▶ JOB 1: Recast the paragraph beginning "Corpus data is often structurally" from the paper on German nominalizations as a short bulleted list that keeps its main facts.
▶ JOB 2: Reproduce the passage of the paper on German nominalizations starting at "The work presented" and ending at "text – world knowledge.".
▶ JOB 3: Carry on the paper on German nominalizations past its final sentence.

▶ SELECTION:
----

Identification and Disambiguation

Corpus-based

identification and disambiguation

of reading indicators

for German nominalizations

Kurt Eberle, Gertrud Faaß, and Ulrich Heid

University of Stuttgart, Germany

kurt.eberle/gertrud.faasz/

Abstract

Corpus data is often structurally and lexically ambiguous; corpus extraction methodologies thus must be made aware of ambiguities. Therefore, given an extraction task, all relevant ambiguities must be identified. To resolve these ambiguities, contextual data responsible for one or another reading is to be considered. In the context of our present work, German -ung-nominalizations and their sortal readings are under examination. A number of these nominalizations may be read as an event or a result, depending on the semantic group they belong to. Here, we concentrate on nominalizations of verbs of saying (henceforth: "verba dicendi"), identify their context partners and their influence on the sortal reading of the nominalizations in question. We present a tool which calculates the sortal reading of such nominalizations and thus may improve not only corpus extraction, but also e.g. machine translation. Lastly, we describe successful attempts to identify the correct sortal reading, conclusions and future work.

1 Introduction

The work presented here is conducted in the framework of the collaborative basic research centre (Sonderforschungsbereich, SFB) 732, funded by the Deutsche Forschungsgemeinschaft (DFG). The project (07/2006 – 06/2010) has the following general objectives:

To understand ambiguity and its context dependence;
To describe the linguistic mechanisms of disambiguation;
To analyse the role of context size: sentence – text – world knowledge.

----

▶ Layout annotation data:
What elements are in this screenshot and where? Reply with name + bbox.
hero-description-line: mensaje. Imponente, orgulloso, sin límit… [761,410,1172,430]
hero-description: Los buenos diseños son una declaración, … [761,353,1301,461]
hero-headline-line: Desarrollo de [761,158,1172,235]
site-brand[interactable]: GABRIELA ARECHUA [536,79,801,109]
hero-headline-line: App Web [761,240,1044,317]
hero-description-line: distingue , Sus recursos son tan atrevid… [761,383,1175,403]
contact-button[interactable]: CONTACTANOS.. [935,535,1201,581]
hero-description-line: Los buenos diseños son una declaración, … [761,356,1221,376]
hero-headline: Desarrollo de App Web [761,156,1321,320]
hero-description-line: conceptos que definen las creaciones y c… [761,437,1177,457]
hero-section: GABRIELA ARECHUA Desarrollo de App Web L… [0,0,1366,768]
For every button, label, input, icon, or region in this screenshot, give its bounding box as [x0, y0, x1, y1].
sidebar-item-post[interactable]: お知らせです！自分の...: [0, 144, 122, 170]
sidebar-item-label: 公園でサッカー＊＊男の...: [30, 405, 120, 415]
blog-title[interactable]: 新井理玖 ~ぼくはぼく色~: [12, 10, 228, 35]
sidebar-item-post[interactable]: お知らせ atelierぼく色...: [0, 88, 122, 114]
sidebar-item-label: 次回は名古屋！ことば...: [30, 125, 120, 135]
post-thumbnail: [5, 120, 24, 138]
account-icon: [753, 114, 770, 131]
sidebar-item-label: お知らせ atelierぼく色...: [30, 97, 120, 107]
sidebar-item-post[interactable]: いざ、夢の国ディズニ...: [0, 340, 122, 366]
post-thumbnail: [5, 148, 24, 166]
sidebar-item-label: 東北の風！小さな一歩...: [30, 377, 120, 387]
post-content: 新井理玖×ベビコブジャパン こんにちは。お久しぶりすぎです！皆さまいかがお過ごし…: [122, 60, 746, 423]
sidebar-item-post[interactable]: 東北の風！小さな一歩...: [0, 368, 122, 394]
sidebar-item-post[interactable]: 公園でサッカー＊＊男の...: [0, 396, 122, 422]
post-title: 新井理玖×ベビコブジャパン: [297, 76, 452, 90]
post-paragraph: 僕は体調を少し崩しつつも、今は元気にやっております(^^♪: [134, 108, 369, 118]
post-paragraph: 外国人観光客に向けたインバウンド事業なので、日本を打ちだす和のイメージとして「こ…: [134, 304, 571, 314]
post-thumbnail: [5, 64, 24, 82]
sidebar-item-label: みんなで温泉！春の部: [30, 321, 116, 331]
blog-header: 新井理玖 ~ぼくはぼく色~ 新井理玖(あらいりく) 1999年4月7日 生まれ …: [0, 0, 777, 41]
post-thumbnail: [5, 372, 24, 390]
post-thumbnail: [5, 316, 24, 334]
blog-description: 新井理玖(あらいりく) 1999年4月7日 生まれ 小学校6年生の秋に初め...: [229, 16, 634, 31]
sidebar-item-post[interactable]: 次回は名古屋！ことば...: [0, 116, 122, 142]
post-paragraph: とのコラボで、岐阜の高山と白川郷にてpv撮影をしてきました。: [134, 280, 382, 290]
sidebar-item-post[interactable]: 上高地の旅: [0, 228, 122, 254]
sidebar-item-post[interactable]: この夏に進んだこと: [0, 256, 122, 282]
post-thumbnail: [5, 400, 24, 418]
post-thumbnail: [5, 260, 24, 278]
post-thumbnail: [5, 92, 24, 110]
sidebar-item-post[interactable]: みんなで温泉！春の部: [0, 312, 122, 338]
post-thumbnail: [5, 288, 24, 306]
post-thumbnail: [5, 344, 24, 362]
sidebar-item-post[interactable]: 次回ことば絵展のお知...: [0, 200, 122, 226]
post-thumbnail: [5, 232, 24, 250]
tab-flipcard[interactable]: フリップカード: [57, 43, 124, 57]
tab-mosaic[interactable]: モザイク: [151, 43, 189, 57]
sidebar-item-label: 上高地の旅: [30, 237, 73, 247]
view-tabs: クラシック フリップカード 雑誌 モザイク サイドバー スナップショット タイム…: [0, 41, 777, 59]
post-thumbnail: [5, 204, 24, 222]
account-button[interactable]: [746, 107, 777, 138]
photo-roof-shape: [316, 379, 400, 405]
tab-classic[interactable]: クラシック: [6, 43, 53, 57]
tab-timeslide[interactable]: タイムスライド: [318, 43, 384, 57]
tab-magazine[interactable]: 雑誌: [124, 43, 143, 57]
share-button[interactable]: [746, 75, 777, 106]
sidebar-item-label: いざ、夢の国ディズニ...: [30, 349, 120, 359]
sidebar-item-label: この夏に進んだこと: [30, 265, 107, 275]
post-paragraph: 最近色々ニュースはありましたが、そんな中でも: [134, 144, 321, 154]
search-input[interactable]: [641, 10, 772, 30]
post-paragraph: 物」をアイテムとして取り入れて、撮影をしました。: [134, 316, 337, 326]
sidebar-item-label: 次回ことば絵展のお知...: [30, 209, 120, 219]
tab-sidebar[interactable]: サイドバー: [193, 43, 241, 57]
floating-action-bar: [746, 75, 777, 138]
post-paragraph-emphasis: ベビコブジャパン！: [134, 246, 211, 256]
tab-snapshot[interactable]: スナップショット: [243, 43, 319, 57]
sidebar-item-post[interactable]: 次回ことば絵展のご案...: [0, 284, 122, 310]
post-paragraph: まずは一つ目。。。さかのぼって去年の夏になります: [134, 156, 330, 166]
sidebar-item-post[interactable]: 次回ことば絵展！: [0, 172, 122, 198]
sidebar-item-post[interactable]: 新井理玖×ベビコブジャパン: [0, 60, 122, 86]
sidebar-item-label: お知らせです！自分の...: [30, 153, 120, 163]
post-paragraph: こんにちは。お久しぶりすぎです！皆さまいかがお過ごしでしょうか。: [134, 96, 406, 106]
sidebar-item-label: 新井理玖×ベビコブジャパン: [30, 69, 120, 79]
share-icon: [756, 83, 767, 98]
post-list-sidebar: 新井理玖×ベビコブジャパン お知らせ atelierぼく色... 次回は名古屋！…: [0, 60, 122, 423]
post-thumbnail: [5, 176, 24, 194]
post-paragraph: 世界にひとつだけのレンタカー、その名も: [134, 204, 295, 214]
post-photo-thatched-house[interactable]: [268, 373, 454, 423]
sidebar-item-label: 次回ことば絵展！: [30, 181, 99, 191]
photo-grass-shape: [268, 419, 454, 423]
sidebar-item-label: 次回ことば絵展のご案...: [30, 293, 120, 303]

----

▶ EXPECTED OUTPUT 1:
- Corpus data is often structurally and lexically ambiguous, so extraction methods must identify all ambiguities relevant to a task.
- Resolving them requires considering the contextual data that favors one reading or another.
- The work examines German -ung-nominalizations, several of which can be read as an event or a result depending on their semantic group.
- It focuses on nominalizations of verbs of saying ("verba dicendi"), identifying their context partners and how these affect the sortal reading.
- A tool is presented that calculates the sortal reading of such nominalizations, which may improve corpus extraction and also, for example, machine translation.
- Successful attempts at identifying the correct sortal reading are described, along with conclusions and future work.

▶ EXPECTED OUTPUT 2:
The work presented here is conducted in the framework of the collaborative basic research centre (Sonderforschungsbereich, SFB) 732, funded by the Deutsche Forschungsgemeinschaft (DFG). The project (07/2006 – 06/2010) has the following general objectives:

To understand ambiguity and its context dependence;
To describe the linguistic mechanisms of disambiguation;
To analyse the role of context size: sentence – text – world knowledge.

▶ EXPECTED OUTPUT 3:
The particular project[i] we describe here in detail aims at making data extraction from corpora aware of ambiguities: some need to be resolved, in order to get high quality extraction results; for others, it is sufficient to recognize them as having no impact on the extraction (Eberle et al. 2008).

Currently, we concentrate on German -ung-nominalizations. Such nominalizations are derivations from verbs; examples are Messung (“measurement”), which is derived from the verb messen (“[to] measure”), or Teilung (“division”), from teilen (“[to] divide”). German -ung-nominalizations are often ambiguous: Messung can denote an activity (event of “measuring”) or its result (the data produced: “measurement”). Teilung similarly denotes an event or a result state (of being divided). Such lexical ambiguity implies that the contextually adequate reading has to be identified, often by means of an analysis of context partner items. Not all context partners of a nominalization are however relevant for this process; we distinguish between two types of indicators: "modifiers" of a nominalization (adjectives, relative clauses, etc.), and "selectors" (verbs or prepositions embedding the nominalization) that indeed allow us to compute the intended reading of the nominalization.

Some indicators resolve the sortal ambiguities of -ung-nominalizations clearly and categorically (yes/no), others may provide specific constraints of different weight for a certain reading. All have to be considered one by one, from local modifiers in a dependent clause to selectors in the matrix sentence. Disambiguation can thus be seen as a constraint-based, incremental process (Spranger and Heid (2007)).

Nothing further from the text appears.